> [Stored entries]
* * * * * * *

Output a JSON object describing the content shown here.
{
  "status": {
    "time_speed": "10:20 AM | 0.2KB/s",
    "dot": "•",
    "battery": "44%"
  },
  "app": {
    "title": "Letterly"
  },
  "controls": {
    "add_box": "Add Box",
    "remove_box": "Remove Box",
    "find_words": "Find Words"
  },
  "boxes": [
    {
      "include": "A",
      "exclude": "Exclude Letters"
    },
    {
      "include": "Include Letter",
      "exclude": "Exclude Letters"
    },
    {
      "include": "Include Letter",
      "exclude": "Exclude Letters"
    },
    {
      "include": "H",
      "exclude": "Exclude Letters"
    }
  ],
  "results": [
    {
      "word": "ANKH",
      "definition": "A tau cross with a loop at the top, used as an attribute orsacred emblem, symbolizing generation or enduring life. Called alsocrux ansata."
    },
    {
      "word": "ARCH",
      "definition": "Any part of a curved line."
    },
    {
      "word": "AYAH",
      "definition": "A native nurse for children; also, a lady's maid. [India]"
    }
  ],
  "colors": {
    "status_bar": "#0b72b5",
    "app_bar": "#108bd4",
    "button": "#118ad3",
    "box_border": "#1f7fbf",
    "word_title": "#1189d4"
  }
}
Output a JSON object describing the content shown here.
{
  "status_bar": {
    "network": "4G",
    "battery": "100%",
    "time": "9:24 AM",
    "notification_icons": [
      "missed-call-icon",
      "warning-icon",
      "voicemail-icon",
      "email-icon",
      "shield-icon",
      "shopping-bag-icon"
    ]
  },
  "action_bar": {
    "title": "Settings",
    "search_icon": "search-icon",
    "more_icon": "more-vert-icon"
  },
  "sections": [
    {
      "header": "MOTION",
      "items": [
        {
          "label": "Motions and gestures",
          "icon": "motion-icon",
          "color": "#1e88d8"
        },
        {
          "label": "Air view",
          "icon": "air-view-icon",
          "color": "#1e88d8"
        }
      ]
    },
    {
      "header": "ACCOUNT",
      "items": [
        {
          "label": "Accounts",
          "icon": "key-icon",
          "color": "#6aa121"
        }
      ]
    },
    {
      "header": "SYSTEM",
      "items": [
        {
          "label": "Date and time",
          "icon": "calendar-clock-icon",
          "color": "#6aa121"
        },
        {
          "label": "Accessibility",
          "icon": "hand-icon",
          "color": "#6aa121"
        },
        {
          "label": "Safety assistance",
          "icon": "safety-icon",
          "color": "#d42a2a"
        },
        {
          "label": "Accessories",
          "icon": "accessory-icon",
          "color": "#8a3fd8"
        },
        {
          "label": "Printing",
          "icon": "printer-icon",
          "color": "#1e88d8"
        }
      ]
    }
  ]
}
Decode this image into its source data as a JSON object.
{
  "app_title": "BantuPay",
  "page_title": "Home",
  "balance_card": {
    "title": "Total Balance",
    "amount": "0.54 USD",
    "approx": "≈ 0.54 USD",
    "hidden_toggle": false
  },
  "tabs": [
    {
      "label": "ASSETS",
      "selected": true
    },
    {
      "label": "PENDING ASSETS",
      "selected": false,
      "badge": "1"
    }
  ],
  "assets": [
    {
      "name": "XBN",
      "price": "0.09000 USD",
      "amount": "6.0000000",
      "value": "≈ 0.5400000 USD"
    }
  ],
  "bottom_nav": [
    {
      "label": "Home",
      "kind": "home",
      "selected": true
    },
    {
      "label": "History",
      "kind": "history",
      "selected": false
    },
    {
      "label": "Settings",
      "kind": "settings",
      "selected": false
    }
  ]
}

* * * * * * *

> [Problem to solve] Exactly reproduce every record.

> [The reply]
Output a JSON object describing the content shown here.
{
  "status": {
    "time_speed": "10:20 AM | 0.2KB/s",
    "dot": "•",
    "battery": "44%"
  },
  "app": {
    "title": "Letterly"
  },
  "controls": {
    "add_box": "Add Box",
    "remove_box": "Remove Box",
    "find_words": "Find Words"
  },
  "boxes": [
    {
      "include": "A",
      "exclude": "Exclude Letters"
    },
    {
      "include": "Include Letter",
      "exclude": "Exclude Letters"
    },
    {
      "include": "Include Letter",
      "exclude": "Exclude Letters"
    },
    {
      "include": "H",
      "exclude": "Exclude Letters"
    }
  ],
  "results": [
    {
      "word": "ANKH",
      "definition": "A tau cross with a loop at the top, used as an attribute orsacred emblem, symbolizing generation or enduring life. Called alsocrux ansata."
    },
    {
      "word": "ARCH",
      "definition": "Any part of a curved line."
    },
    {
      "word": "AYAH",
      "definition": "A native nurse for children; also, a lady's maid. [India]"
    }
  ],
  "colors": {
    "status_bar": "#0b72b5",
    "app_bar": "#108bd4",
    "button": "#118ad3",
    "box_border": "#1f7fbf",
    "word_title": "#1189d4"
  }
}
Output a JSON object describing the content shown here.
{
  "status_bar": {
    "network": "4G",
    "battery": "100%",
    "time": "9:24 AM",
    "notification_icons": [
      "missed-call-icon",
      "warning-icon",
      "voicemail-icon",
      "email-icon",
      "shield-icon",
      "shopping-bag-icon"
    ]
  },
  "action_bar": {
    "title": "Settings",
    "search_icon": "search-icon",
    "more_icon": "more-vert-icon"
  },
  "sections": [
    {
      "header": "MOTION",
      "items": [
        {
          "label": "Motions and gestures",
          "icon": "motion-icon",
          "color": "#1e88d8"
        },
        {
          "label": "Air view",
          "icon": "air-view-icon",
          "color": "#1e88d8"
        }
      ]
    },
    {
      "header": "ACCOUNT",
      "items": [
        {
          "label": "Accounts",
          "icon": "key-icon",
          "color": "#6aa121"
        }
      ]
    },
    {
      "header": "SYSTEM",
      "items": [
        {
          "label": "Date and time",
          "icon": "calendar-clock-icon",
          "color": "#6aa121"
        },
        {
          "label": "Accessibility",
          "icon": "hand-icon",
          "color": "#6aa121"
        },
        {
          "label": "Safety assistance",
          "icon": "safety-icon",
          "color": "#d42a2a"
        },
        {
          "label": "Accessories",
          "icon": "accessory-icon",
          "color": "#8a3fd8"
        },
        {
          "label": "Printing",
          "icon": "printer-icon",
          "color": "#1e88d8"
        }
      ]
    }
  ]
}
Decode this image into its source data as a JSON object.
{
  "app_title": "BantuPay",
  "page_title": "Home",
  "balance_card": {
    "title": "Total Balance",
    "amount": "0.54 USD",
    "approx": "≈ 0.54 USD",
    "hidden_toggle": false
  },
  "tabs": [
    {
      "label": "ASSETS",
      "selected": true
    },
    {
      "label": "PENDING ASSETS",
      "selected": false,
      "badge": "1"
    }
  ],
  "assets": [
    {
      "name": "XBN",
      "price": "0.09000 USD",
      "amount": "6.0000000",
      "value": "≈ 0.5400000 USD"
    }
  ],
  "bottom_nav": [
    {
      "label": "Home",
      "kind": "home",
      "selected": true
    },
    {
      "label": "History",
      "kind": "history",
      "selected": false
    },
    {
      "label": "Settings",
      "kind": "settings",
      "selected": false
    }
  ]
}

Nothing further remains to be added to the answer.